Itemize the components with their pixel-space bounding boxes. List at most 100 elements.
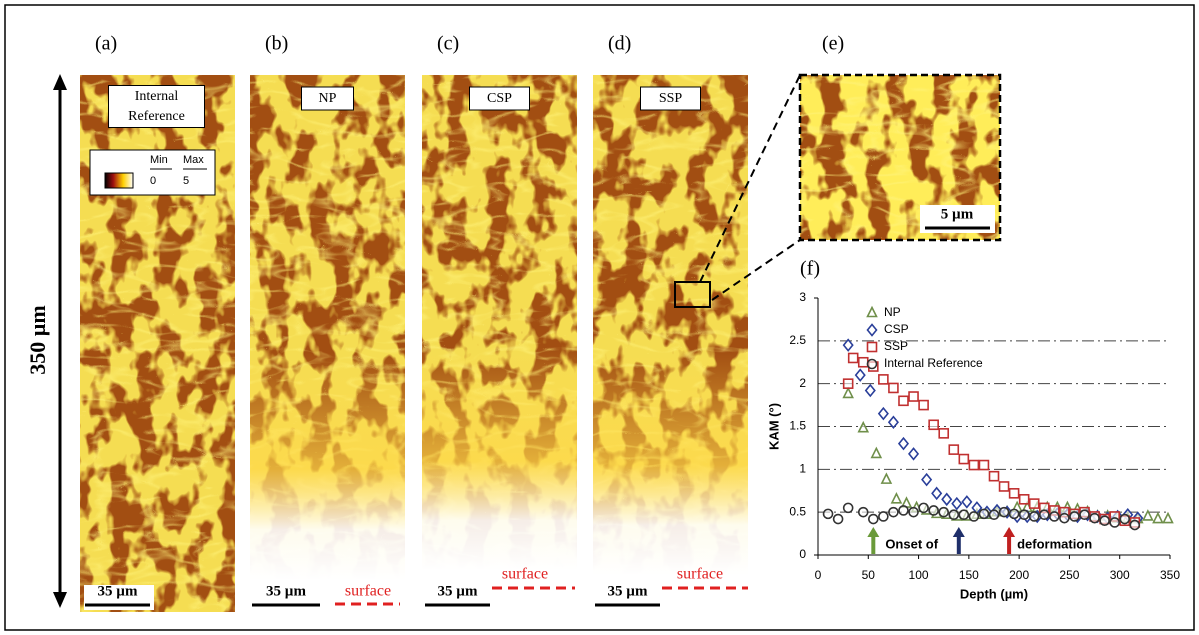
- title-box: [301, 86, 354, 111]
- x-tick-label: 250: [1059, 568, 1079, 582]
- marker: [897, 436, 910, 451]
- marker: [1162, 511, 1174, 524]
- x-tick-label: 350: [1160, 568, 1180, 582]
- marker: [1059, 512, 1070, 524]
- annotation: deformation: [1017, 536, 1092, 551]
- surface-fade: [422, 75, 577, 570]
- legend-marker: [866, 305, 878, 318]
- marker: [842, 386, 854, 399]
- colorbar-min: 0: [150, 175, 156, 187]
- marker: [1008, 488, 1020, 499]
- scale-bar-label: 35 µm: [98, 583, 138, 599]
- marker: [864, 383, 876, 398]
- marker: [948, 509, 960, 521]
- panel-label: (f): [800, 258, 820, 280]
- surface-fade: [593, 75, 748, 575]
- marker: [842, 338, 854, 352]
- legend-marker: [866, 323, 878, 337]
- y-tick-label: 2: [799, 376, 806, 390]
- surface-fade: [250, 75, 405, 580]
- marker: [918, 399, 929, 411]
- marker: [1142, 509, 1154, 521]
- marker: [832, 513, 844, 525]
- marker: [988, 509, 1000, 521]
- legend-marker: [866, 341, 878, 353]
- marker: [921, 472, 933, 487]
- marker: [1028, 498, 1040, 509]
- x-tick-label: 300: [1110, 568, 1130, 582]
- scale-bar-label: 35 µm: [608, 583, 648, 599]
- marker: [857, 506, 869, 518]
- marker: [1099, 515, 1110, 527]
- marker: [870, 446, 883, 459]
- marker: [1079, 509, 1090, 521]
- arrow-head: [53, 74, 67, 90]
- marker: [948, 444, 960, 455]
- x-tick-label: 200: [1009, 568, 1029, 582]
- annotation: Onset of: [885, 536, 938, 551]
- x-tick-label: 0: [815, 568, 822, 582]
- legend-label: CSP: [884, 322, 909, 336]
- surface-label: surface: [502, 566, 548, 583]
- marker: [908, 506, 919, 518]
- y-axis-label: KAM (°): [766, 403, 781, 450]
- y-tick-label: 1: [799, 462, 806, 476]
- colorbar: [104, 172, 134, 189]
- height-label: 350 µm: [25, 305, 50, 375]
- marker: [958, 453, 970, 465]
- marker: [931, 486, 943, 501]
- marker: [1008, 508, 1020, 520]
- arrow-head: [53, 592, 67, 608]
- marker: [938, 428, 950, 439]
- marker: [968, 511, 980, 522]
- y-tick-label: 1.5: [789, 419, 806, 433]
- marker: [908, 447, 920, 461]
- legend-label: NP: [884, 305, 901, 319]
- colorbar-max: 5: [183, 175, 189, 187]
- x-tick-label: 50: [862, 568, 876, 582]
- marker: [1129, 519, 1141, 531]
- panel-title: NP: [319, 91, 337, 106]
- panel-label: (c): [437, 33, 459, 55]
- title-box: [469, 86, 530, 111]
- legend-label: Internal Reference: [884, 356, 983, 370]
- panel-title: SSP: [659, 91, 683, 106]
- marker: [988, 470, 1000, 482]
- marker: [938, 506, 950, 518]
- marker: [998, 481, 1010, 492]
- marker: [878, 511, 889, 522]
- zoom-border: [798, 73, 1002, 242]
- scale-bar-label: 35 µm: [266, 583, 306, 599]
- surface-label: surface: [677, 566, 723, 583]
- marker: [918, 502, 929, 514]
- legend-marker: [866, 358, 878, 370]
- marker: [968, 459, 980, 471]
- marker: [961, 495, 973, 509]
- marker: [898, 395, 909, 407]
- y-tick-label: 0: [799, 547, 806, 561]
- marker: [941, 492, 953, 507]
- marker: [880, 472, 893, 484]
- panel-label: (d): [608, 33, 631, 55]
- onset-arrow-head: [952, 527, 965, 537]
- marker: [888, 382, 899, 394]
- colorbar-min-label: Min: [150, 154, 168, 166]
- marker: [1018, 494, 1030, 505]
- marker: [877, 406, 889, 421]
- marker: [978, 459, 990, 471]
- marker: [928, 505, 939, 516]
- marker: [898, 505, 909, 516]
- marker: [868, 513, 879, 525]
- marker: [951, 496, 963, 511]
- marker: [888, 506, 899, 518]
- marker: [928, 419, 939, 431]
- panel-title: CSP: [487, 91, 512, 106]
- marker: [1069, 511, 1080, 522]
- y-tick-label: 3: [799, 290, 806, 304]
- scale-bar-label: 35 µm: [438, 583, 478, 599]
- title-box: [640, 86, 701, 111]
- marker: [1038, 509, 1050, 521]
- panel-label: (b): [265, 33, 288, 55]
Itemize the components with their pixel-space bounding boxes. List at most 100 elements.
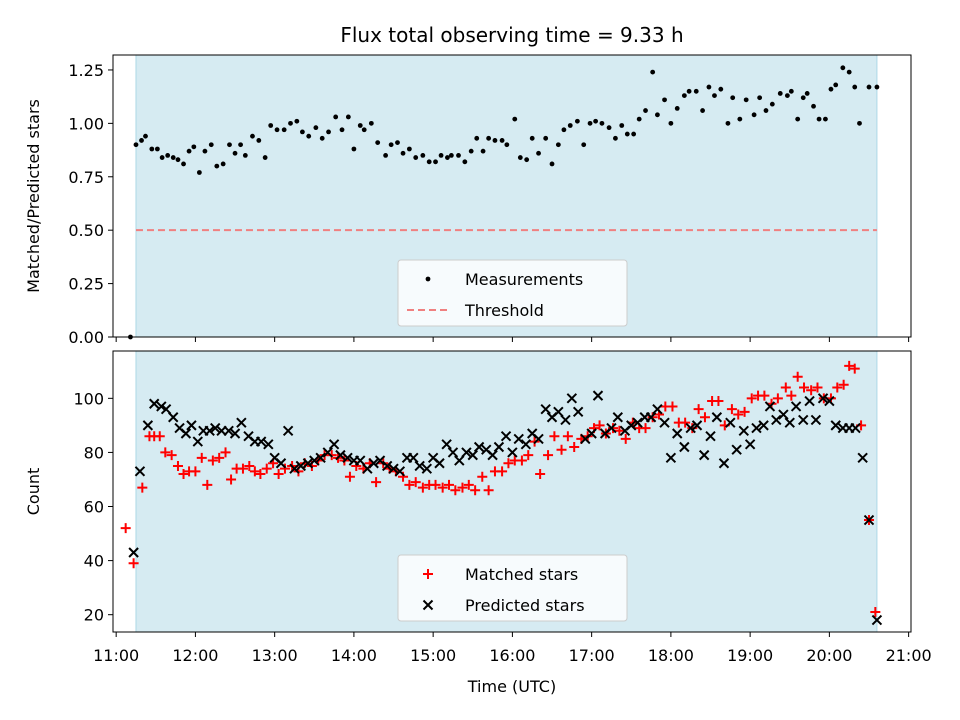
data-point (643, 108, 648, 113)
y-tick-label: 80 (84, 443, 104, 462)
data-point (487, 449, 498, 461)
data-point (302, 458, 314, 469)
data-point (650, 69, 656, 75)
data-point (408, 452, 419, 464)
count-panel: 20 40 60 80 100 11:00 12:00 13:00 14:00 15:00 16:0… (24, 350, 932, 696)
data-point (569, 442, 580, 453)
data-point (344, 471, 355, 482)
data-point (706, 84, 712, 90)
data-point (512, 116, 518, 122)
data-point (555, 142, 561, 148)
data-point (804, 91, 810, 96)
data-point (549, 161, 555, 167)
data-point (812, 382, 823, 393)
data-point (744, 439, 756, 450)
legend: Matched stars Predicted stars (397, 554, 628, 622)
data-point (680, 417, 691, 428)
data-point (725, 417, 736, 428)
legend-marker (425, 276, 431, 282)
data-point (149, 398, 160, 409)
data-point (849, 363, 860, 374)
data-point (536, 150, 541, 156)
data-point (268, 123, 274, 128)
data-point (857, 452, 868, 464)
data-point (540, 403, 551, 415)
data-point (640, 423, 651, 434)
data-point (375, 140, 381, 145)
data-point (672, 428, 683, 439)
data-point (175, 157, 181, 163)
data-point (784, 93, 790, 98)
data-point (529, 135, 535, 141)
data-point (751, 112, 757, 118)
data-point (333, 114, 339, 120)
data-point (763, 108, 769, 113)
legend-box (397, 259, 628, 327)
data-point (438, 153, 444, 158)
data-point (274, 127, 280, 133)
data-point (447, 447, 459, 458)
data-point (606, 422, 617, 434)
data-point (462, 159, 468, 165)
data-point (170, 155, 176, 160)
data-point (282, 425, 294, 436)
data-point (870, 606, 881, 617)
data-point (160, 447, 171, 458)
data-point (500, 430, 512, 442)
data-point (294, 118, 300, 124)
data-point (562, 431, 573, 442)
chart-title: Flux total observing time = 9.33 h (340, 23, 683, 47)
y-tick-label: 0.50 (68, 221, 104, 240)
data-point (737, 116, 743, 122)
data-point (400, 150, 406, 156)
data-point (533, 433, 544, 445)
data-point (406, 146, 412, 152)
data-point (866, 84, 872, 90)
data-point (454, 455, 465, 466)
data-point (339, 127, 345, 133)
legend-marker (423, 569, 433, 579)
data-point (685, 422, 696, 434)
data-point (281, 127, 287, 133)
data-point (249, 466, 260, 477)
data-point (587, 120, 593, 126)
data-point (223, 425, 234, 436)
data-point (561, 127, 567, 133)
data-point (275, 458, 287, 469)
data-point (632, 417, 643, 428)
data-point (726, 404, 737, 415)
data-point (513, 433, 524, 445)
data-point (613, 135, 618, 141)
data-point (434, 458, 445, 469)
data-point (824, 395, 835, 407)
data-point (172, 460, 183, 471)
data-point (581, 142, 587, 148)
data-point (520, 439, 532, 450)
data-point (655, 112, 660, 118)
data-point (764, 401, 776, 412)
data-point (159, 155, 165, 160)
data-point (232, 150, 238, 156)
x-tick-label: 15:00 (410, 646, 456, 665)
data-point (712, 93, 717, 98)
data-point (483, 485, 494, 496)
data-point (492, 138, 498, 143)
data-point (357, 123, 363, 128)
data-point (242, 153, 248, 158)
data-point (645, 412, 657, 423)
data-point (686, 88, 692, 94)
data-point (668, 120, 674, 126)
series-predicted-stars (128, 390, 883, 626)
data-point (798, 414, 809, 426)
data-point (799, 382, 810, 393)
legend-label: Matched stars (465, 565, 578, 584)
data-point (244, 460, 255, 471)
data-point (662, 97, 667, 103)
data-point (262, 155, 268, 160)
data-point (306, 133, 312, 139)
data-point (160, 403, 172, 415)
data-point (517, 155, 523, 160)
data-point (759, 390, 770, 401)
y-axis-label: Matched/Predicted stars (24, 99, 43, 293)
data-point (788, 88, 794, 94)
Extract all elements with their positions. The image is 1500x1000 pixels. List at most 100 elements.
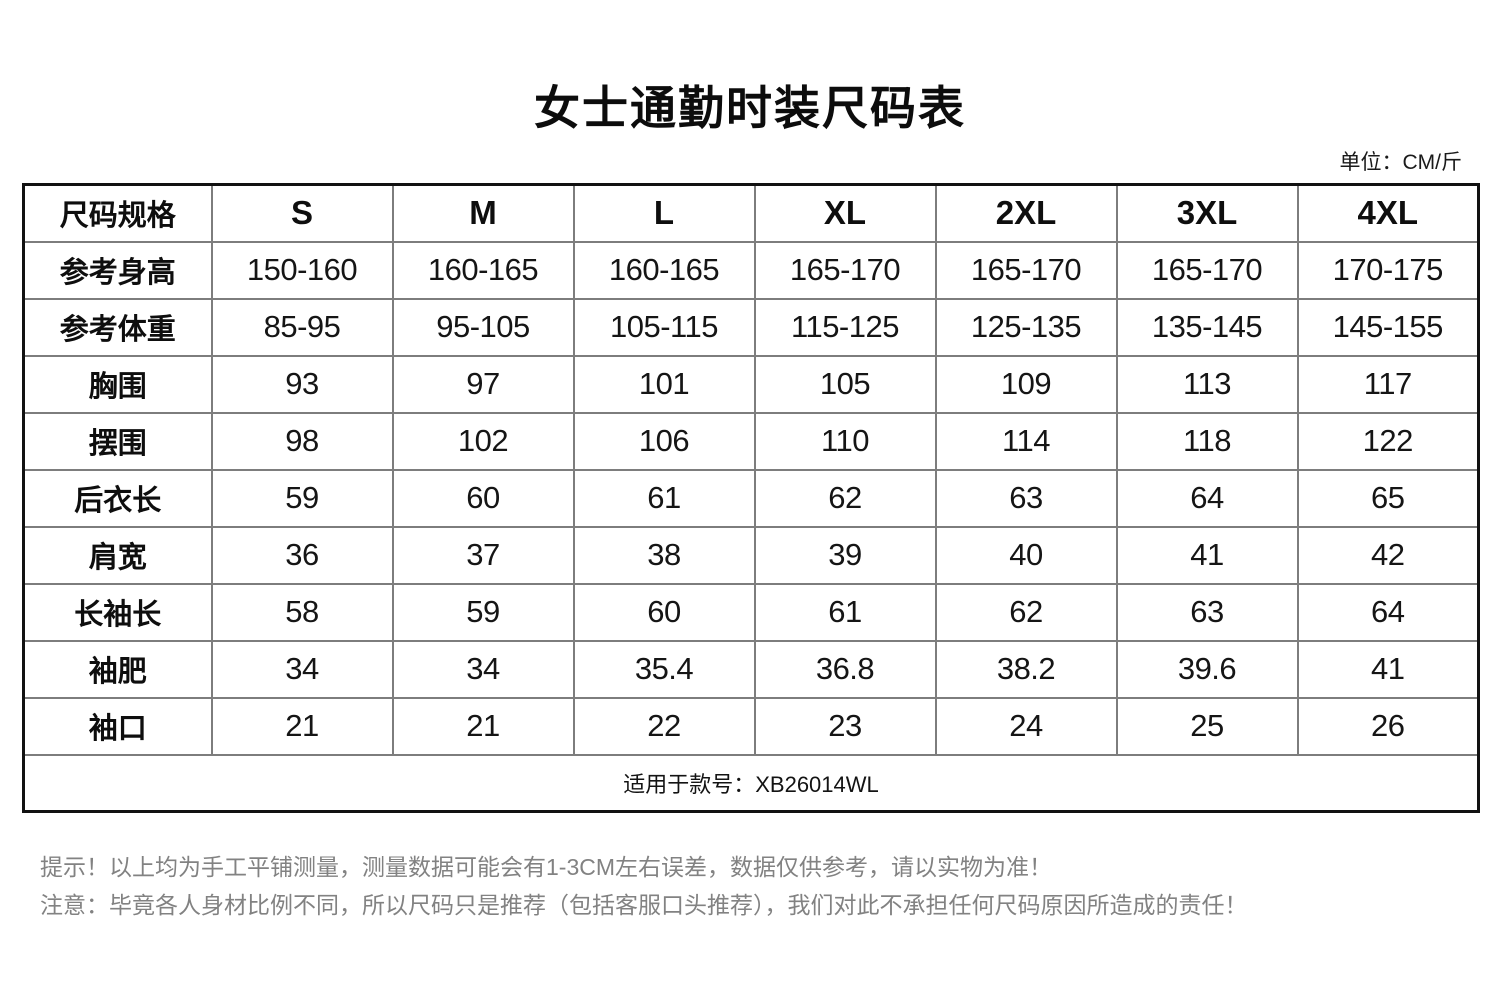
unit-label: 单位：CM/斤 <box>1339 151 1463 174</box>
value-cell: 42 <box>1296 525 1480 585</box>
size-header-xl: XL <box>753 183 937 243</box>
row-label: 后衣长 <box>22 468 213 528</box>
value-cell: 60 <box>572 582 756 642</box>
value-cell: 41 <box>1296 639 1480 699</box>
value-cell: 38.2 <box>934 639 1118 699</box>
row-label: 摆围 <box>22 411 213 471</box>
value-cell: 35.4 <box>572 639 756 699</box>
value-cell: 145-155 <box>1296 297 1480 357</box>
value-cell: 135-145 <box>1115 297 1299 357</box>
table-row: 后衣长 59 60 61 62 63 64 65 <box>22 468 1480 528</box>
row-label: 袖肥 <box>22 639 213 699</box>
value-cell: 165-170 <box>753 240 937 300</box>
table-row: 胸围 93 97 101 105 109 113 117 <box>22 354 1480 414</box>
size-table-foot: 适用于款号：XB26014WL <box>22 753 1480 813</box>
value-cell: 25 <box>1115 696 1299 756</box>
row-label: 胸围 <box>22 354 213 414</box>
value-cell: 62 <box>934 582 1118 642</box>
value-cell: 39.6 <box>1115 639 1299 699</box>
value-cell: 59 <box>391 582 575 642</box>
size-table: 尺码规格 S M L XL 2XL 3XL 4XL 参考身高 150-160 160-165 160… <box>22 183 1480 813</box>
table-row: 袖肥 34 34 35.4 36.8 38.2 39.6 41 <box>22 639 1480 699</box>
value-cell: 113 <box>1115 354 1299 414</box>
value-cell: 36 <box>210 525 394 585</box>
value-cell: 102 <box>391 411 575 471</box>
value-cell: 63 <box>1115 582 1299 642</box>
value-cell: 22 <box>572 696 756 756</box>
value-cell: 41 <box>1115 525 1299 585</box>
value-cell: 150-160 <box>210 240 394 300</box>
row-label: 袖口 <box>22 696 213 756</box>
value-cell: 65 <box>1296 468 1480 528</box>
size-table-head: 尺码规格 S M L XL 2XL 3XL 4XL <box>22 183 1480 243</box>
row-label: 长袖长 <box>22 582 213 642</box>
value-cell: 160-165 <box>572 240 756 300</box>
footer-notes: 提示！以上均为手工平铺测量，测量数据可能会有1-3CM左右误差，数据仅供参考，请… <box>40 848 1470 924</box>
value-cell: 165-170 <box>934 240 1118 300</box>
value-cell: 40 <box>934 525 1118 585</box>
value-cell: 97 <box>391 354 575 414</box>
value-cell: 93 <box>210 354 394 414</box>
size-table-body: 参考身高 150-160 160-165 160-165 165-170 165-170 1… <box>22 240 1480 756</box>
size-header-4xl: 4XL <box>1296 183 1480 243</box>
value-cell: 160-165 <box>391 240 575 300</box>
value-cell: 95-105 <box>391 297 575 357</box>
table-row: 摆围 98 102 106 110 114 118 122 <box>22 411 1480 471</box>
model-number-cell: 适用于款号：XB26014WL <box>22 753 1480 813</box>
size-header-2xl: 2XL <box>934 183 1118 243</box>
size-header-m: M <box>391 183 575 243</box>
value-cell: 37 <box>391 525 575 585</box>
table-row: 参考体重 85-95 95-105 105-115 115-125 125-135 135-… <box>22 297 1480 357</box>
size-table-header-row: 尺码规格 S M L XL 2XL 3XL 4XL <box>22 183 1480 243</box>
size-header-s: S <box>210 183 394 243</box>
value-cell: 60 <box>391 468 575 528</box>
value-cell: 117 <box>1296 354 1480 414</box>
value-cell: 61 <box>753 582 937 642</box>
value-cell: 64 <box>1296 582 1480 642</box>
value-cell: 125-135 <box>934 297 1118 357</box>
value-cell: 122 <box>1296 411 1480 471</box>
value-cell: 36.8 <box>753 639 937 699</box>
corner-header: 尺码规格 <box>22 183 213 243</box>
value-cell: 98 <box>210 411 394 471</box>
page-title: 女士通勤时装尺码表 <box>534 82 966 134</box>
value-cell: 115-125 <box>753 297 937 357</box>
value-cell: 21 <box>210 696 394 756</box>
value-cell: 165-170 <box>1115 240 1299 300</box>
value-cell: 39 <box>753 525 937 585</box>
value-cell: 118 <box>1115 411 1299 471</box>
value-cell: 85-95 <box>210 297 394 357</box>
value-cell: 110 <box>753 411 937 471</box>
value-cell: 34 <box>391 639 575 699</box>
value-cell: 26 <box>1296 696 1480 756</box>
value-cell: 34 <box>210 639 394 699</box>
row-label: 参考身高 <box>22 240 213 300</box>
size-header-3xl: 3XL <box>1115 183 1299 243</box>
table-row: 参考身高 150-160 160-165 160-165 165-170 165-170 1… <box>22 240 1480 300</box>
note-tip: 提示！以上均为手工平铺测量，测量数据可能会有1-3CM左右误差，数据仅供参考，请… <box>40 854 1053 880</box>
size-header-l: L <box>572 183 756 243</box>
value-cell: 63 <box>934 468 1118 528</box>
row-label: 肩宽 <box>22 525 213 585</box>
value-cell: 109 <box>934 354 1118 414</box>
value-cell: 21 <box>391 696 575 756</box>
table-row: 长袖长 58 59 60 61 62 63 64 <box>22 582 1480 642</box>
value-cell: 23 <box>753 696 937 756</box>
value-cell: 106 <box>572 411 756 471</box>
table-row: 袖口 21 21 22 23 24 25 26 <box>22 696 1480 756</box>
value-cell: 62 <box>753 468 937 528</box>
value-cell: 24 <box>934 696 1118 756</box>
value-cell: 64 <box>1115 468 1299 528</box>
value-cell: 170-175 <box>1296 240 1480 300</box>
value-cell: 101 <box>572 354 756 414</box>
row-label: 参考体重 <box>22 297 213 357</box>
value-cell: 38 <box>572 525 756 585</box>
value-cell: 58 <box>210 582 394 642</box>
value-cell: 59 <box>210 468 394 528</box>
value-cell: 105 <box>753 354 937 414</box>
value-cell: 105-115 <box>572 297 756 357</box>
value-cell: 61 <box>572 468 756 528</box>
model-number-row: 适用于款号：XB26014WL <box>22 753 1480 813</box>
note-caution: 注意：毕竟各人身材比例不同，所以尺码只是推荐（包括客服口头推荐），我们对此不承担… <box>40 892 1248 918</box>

--------

* [Set task]: Locate every line in the entries that contains the string "fade", and copy each one.

* [Response below]:
- surface-fade: [422, 75, 577, 570]
- surface-fade: [593, 75, 748, 575]
- surface-fade: [250, 75, 405, 580]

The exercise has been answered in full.